Task to carry out →
Locate all lines with the word "instantly" and copy them out.
**** Listed entries
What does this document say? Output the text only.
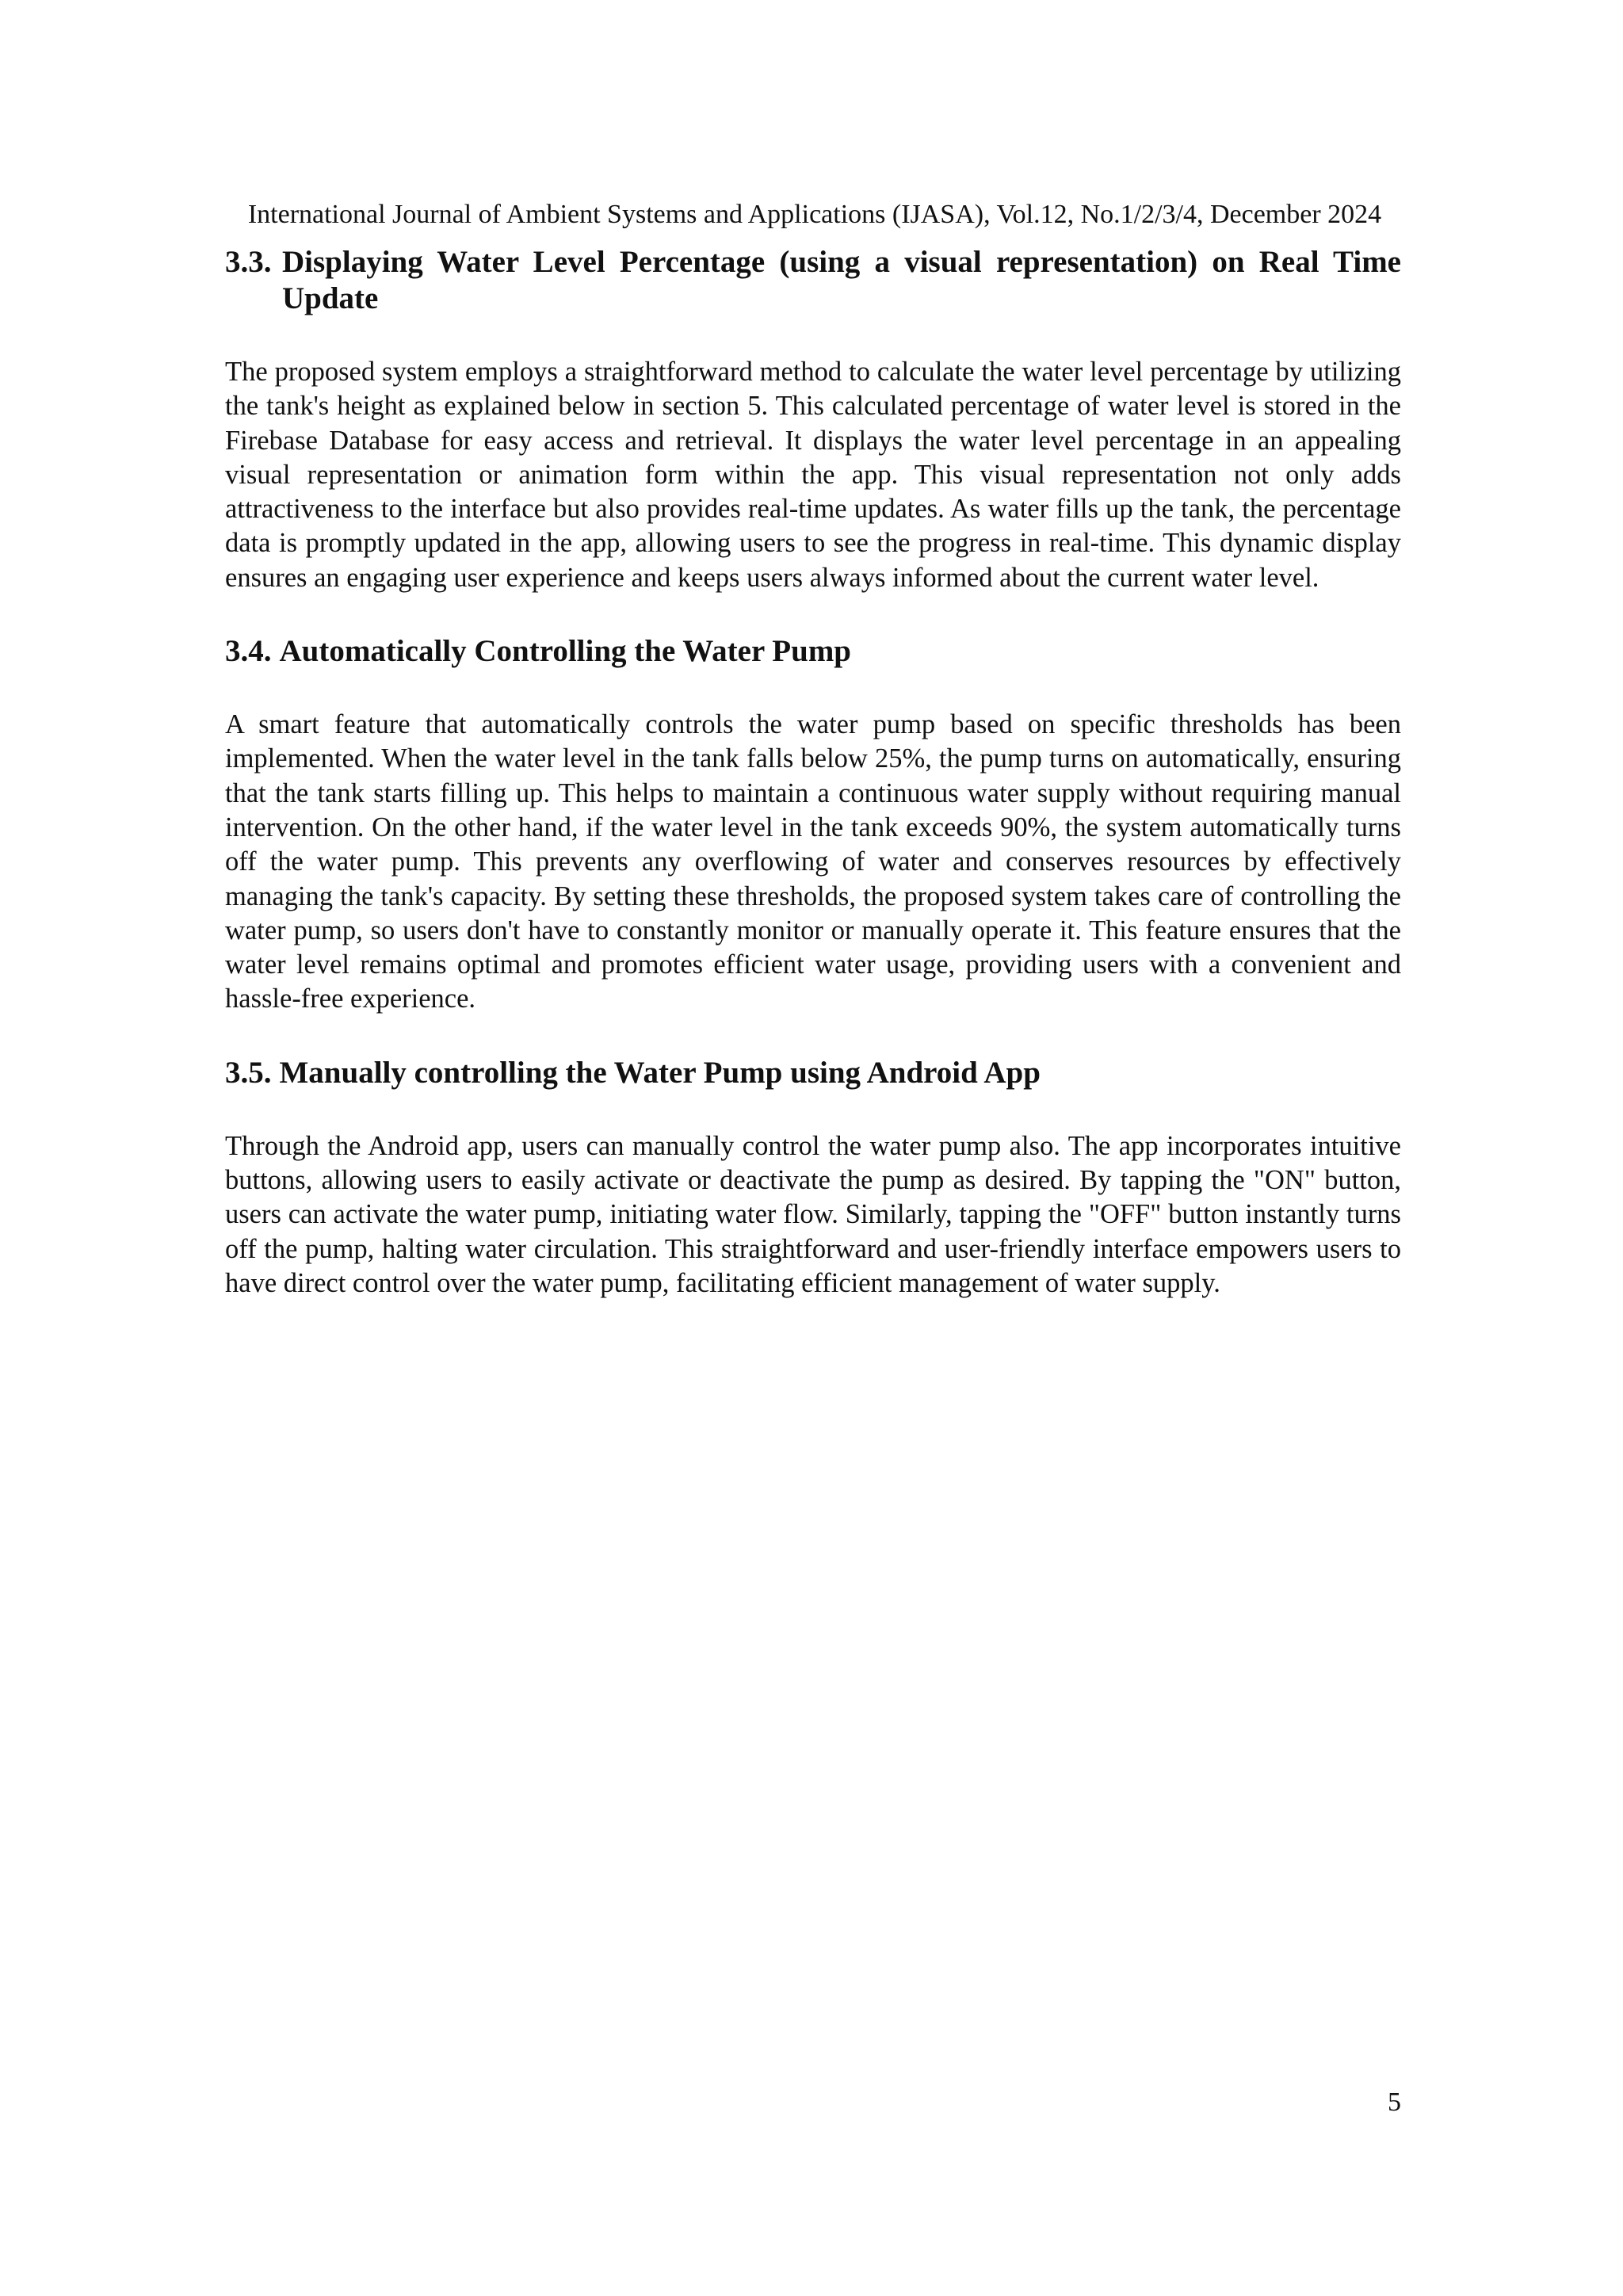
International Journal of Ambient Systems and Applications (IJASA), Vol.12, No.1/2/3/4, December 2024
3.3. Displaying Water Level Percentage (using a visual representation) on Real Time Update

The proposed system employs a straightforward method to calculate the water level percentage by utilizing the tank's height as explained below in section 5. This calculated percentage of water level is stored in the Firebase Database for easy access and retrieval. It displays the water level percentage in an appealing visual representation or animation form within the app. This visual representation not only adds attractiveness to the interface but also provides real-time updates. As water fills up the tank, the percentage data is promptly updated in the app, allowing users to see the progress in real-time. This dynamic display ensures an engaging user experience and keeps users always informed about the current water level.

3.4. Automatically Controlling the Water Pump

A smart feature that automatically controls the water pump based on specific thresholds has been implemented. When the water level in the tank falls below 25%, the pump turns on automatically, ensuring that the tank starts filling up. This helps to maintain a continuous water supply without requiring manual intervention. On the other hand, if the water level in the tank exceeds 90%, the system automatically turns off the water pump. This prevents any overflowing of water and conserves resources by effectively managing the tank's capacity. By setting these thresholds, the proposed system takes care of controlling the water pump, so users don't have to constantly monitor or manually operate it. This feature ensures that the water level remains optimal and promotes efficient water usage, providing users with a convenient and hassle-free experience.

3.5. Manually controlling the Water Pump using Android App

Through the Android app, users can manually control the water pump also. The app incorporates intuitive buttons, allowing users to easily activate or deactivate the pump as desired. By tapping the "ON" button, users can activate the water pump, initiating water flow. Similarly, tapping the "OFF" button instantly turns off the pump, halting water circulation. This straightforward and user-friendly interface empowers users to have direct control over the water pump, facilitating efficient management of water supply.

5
********
**** Listed entries
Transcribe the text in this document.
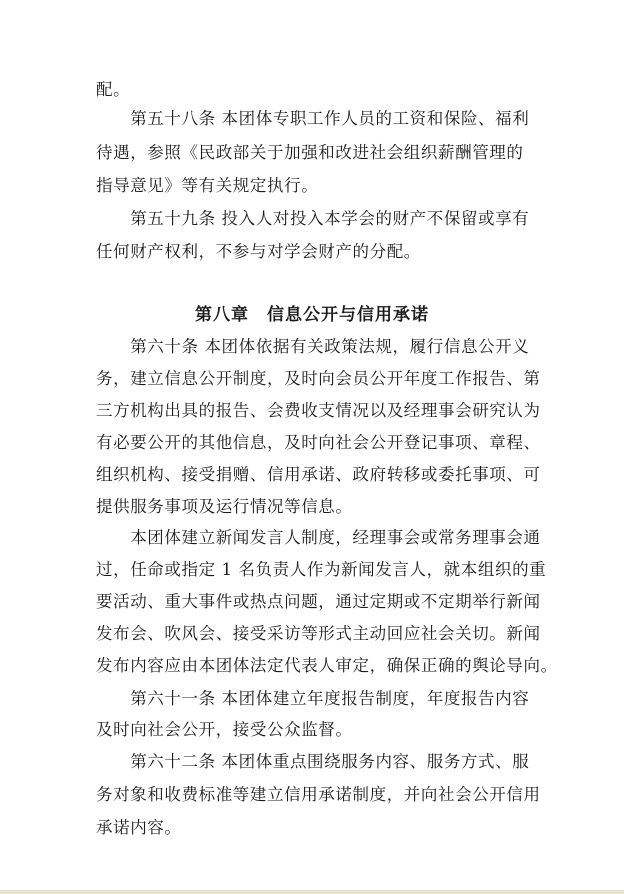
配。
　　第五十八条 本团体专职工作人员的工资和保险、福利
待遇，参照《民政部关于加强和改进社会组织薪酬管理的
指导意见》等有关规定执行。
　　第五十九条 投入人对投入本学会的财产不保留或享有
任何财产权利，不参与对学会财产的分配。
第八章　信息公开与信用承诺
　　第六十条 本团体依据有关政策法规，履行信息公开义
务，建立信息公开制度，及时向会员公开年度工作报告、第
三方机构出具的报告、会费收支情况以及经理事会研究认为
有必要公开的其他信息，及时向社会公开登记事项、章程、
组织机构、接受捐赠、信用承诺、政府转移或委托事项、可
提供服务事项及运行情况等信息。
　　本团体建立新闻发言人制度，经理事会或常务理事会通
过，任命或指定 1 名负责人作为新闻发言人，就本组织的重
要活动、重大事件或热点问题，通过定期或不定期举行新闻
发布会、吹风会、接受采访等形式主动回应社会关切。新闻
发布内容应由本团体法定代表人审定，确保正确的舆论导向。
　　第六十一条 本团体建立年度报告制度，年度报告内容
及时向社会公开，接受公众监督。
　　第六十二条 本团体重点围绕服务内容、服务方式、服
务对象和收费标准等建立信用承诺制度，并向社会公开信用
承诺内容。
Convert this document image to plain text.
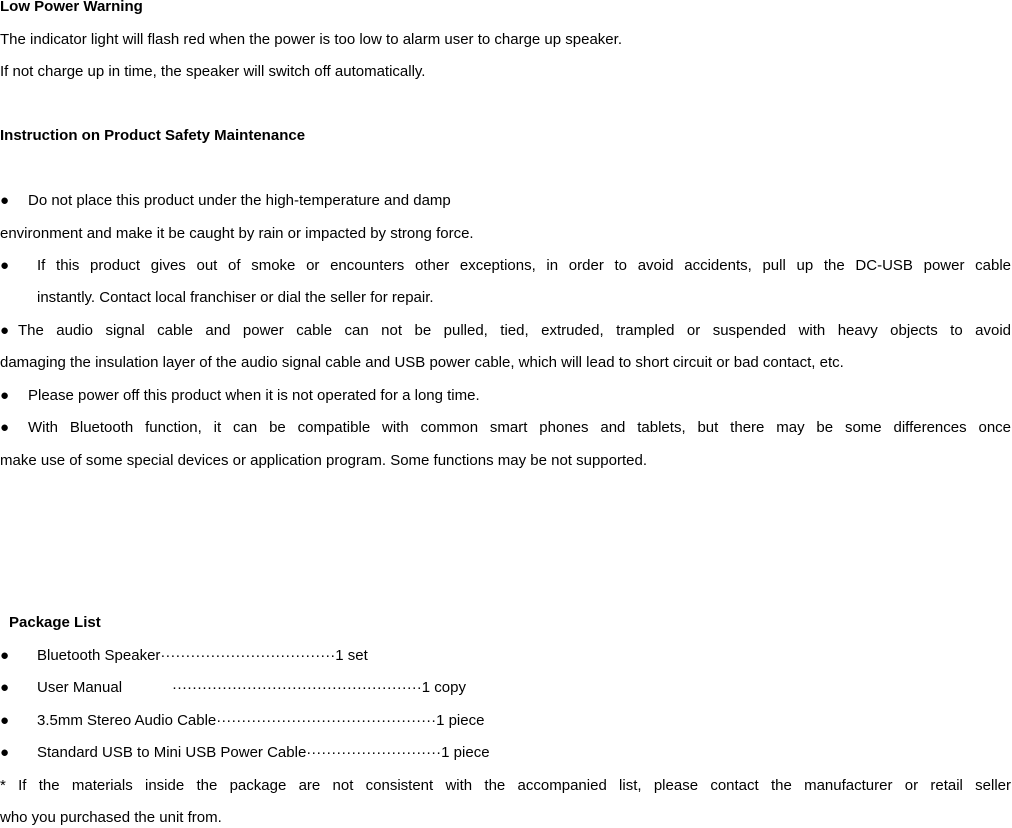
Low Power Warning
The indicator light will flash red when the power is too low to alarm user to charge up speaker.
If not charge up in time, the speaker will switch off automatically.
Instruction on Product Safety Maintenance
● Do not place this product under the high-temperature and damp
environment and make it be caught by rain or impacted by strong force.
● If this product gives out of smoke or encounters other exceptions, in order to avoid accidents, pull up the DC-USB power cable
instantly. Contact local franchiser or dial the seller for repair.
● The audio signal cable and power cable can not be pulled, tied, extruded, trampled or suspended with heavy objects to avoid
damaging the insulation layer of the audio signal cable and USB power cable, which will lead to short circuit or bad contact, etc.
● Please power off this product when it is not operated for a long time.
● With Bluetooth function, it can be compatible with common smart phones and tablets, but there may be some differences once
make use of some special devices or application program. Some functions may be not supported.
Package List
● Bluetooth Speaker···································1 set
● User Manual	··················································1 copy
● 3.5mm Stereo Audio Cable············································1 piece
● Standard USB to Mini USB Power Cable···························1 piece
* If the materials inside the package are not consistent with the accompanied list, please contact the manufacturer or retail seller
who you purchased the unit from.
********
Task solution →
Through the Android app, users can manually control the water pump also. The app incorporates intuitive buttons, allowing users to easily activate or deactivate the pump as desired. By tapping the "ON" button, users can activate the water pump, initiating water flow. Similarly, tapping the "OFF" button instantly turns off the pump, halting water circulation. This straightforward and user-friendly interface empowers users to have direct control over the water pump, facilitating efficient management of water supply.
instantly. Contact local franchiser or dial the seller for repair.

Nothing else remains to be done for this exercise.